▶ **Dataset rows**:
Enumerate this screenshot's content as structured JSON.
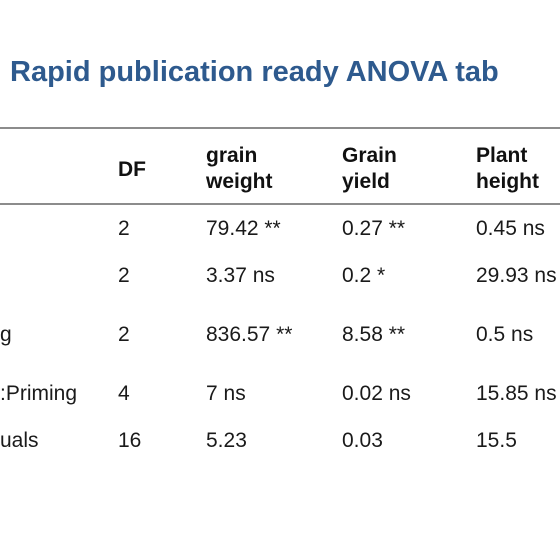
{
  "title": "Rapid publication ready ANOVA tab",
  "table": {
    "headers": {
      "df": "DF",
      "grain_weight": [
        "grain",
        "weight"
      ],
      "grain_yield": [
        "Grain",
        "yield"
      ],
      "plant_height": [
        "Plant",
        "height"
      ]
    },
    "rows": [
      {
        "source": "",
        "df": "2",
        "grain_weight": "79.42 **",
        "grain_yield": "0.27 **",
        "plant_height": "0.45 ns"
      },
      {
        "source": "",
        "df": "2",
        "grain_weight": "3.37 ns",
        "grain_yield": "0.2 *",
        "plant_height": "29.93 ns"
      },
      {
        "source": "g",
        "df": "2",
        "grain_weight": "836.57 **",
        "grain_yield": "8.58 **",
        "plant_height": "0.5 ns"
      },
      {
        "source": ":Priming",
        "df": "4",
        "grain_weight": "7 ns",
        "grain_yield": "0.02 ns",
        "plant_height": "15.85 ns"
      },
      {
        "source": "uals",
        "df": "16",
        "grain_weight": "5.23",
        "grain_yield": "0.03",
        "plant_height": "15.5"
      }
    ]
  }
}
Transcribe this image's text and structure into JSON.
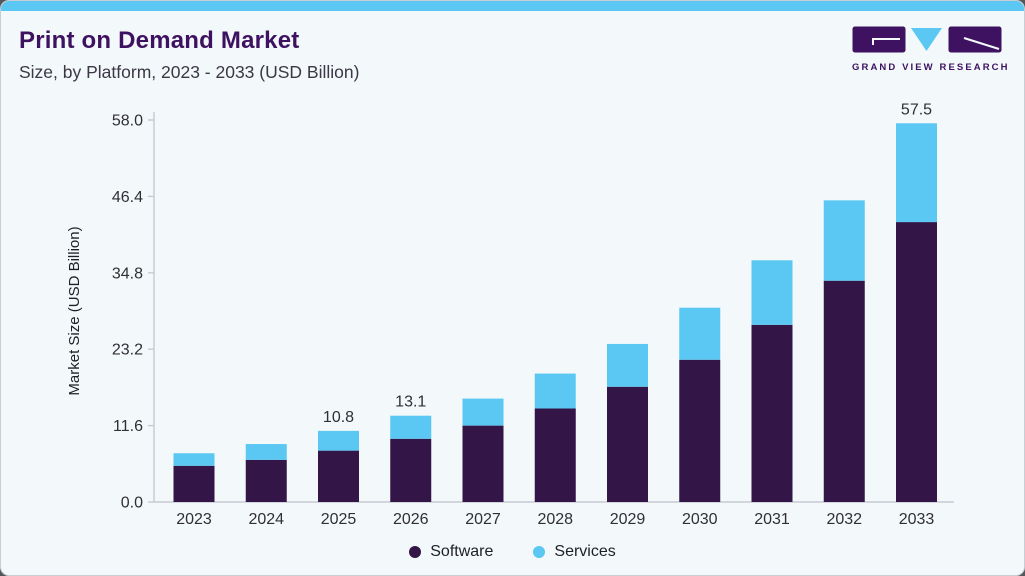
{
  "colors": {
    "accent": "#5ac8f3",
    "brand_purple": "#3e1261",
    "software": "#331547",
    "services": "#5ac8f3",
    "card_background": "#f3f8fb",
    "card_border": "#c9ced5",
    "axis_line": "#c7cbd1"
  },
  "header": {
    "title": "Print on Demand Market",
    "subtitle": "Size, by Platform, 2023 - 2033 (USD Billion)"
  },
  "logo": {
    "text": "GRAND VIEW RESEARCH"
  },
  "chart_data": {
    "type": "bar",
    "stacked": true,
    "categories": [
      "2023",
      "2024",
      "2025",
      "2026",
      "2027",
      "2028",
      "2029",
      "2030",
      "2031",
      "2032",
      "2033"
    ],
    "series": [
      {
        "name": "Software",
        "color": "#331547",
        "values": [
          5.5,
          6.4,
          7.8,
          9.6,
          11.6,
          14.2,
          17.5,
          21.6,
          26.9,
          33.6,
          42.5
        ]
      },
      {
        "name": "Services",
        "color": "#5ac8f3",
        "values": [
          1.9,
          2.4,
          3.0,
          3.5,
          4.1,
          5.3,
          6.5,
          7.9,
          9.8,
          12.2,
          15.0
        ]
      }
    ],
    "totals": [
      7.4,
      8.8,
      10.8,
      13.1,
      15.7,
      19.5,
      24.0,
      29.5,
      36.7,
      45.8,
      57.5
    ],
    "bar_labels": [
      "",
      "",
      "10.8",
      "13.1",
      "",
      "",
      "",
      "",
      "",
      "",
      "57.5"
    ],
    "ylabel": "Market Size (USD Billion)",
    "yticks": [
      "0.0",
      "11.6",
      "23.2",
      "34.8",
      "46.4",
      "58.0"
    ],
    "ylim": [
      0,
      58
    ],
    "grid": false,
    "legend": [
      "Software",
      "Services"
    ],
    "legend_position": "bottom"
  }
}
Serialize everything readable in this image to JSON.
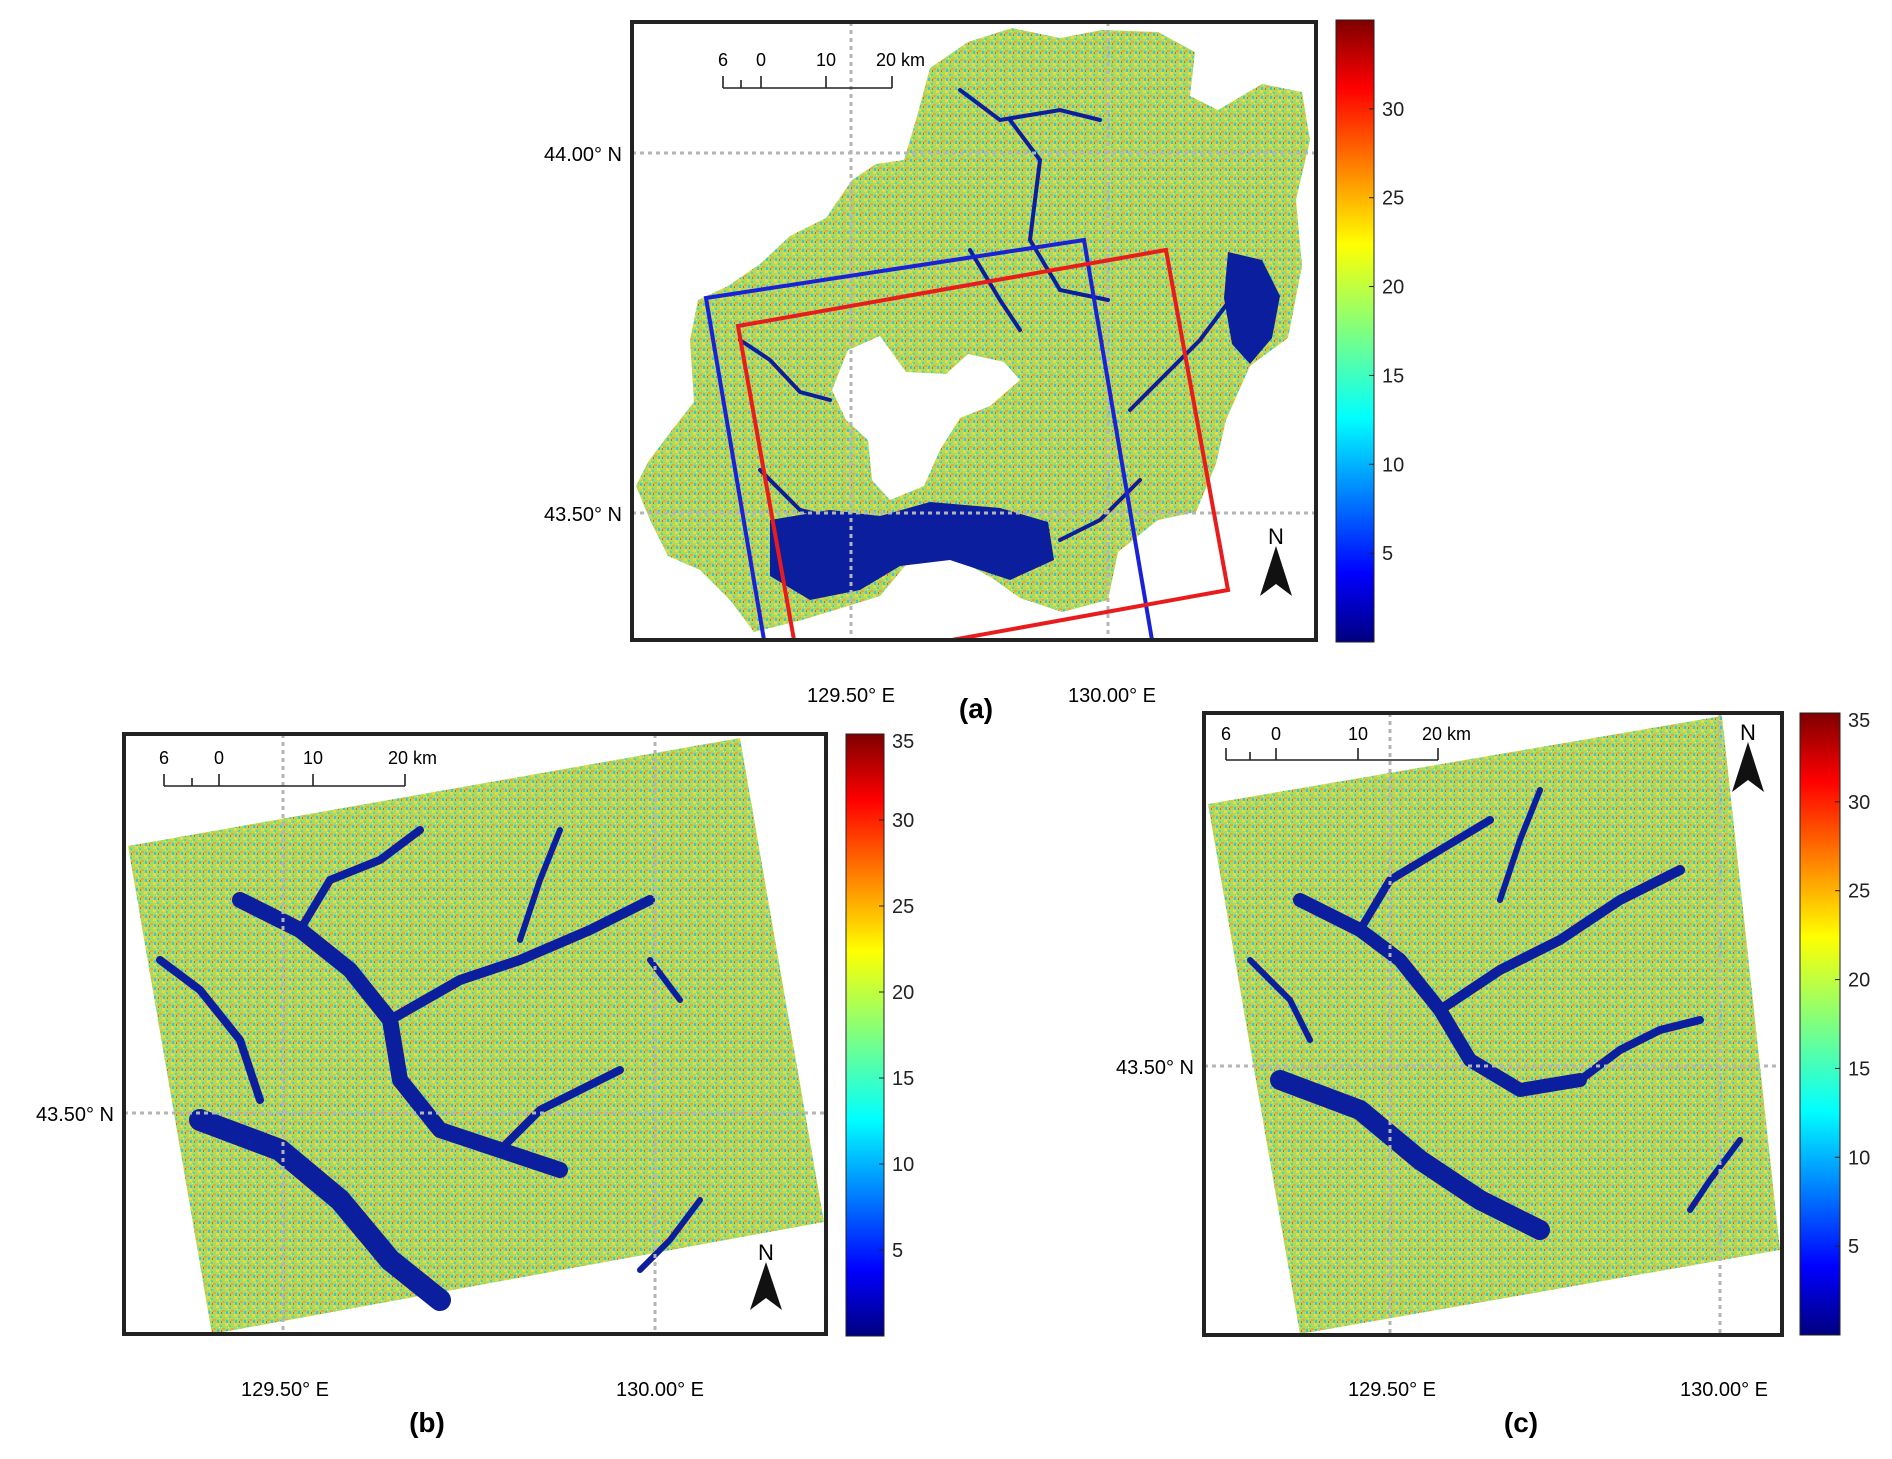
{
  "colors": {
    "frame": "#222222",
    "grid": "#b5b5b5",
    "blue_box": "#1a22d8",
    "red_box": "#e81c1c",
    "water": "#0a1e9e"
  },
  "colormap": "jet",
  "colorbar_range": [
    0,
    35
  ],
  "north_arrow_label": "N",
  "panels": [
    {
      "label": "(a)",
      "lat_labels": [
        "44.00° N",
        "43.50° N"
      ],
      "lon_labels": [
        "129.50° E",
        "130.00° E"
      ],
      "scalebar_labels": [
        "6",
        "0",
        "10",
        "20 km"
      ],
      "colorbar_ticks": [
        "5",
        "10",
        "15",
        "20",
        "25",
        "30"
      ],
      "overlay_boxes": [
        "blue",
        "red"
      ]
    },
    {
      "label": "(b)",
      "lat_labels": [
        "43.50° N"
      ],
      "lon_labels": [
        "129.50° E",
        "130.00° E"
      ],
      "scalebar_labels": [
        "6",
        "0",
        "10",
        "20 km"
      ],
      "colorbar_ticks": [
        "5",
        "10",
        "15",
        "20",
        "25",
        "30",
        "35"
      ]
    },
    {
      "label": "(c)",
      "lat_labels": [
        "43.50° N"
      ],
      "lon_labels": [
        "129.50° E",
        "130.00° E"
      ],
      "scalebar_labels": [
        "6",
        "0",
        "10",
        "20 km"
      ],
      "colorbar_ticks": [
        "5",
        "10",
        "15",
        "20",
        "25",
        "30",
        "35"
      ]
    }
  ]
}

▶ **Your objective**: Working from the line that contains "Serialize everything readable" to the last line of the listing, please quote each line exactly, pictures excluded.

▶ **Solved exercise**:
Serialize everything readable in this image to JSON.
{
  "colors": {
    "frame": "#222222",
    "grid": "#b5b5b5",
    "blue_box": "#1a22d8",
    "red_box": "#e81c1c",
    "water": "#0a1e9e"
  },
  "colormap": "jet",
  "colorbar_range": [
    0,
    35
  ],
  "north_arrow_label": "N",
  "panels": [
    {
      "label": "(a)",
      "lat_labels": [
        "44.00° N",
        "43.50° N"
      ],
      "lon_labels": [
        "129.50° E",
        "130.00° E"
      ],
      "scalebar_labels": [
        "6",
        "0",
        "10",
        "20 km"
      ],
      "colorbar_ticks": [
        "5",
        "10",
        "15",
        "20",
        "25",
        "30"
      ],
      "overlay_boxes": [
        "blue",
        "red"
      ]
    },
    {
      "label": "(b)",
      "lat_labels": [
        "43.50° N"
      ],
      "lon_labels": [
        "129.50° E",
        "130.00° E"
      ],
      "scalebar_labels": [
        "6",
        "0",
        "10",
        "20 km"
      ],
      "colorbar_ticks": [
        "5",
        "10",
        "15",
        "20",
        "25",
        "30",
        "35"
      ]
    },
    {
      "label": "(c)",
      "lat_labels": [
        "43.50° N"
      ],
      "lon_labels": [
        "129.50° E",
        "130.00° E"
      ],
      "scalebar_labels": [
        "6",
        "0",
        "10",
        "20 km"
      ],
      "colorbar_ticks": [
        "5",
        "10",
        "15",
        "20",
        "25",
        "30",
        "35"
      ]
    }
  ]
}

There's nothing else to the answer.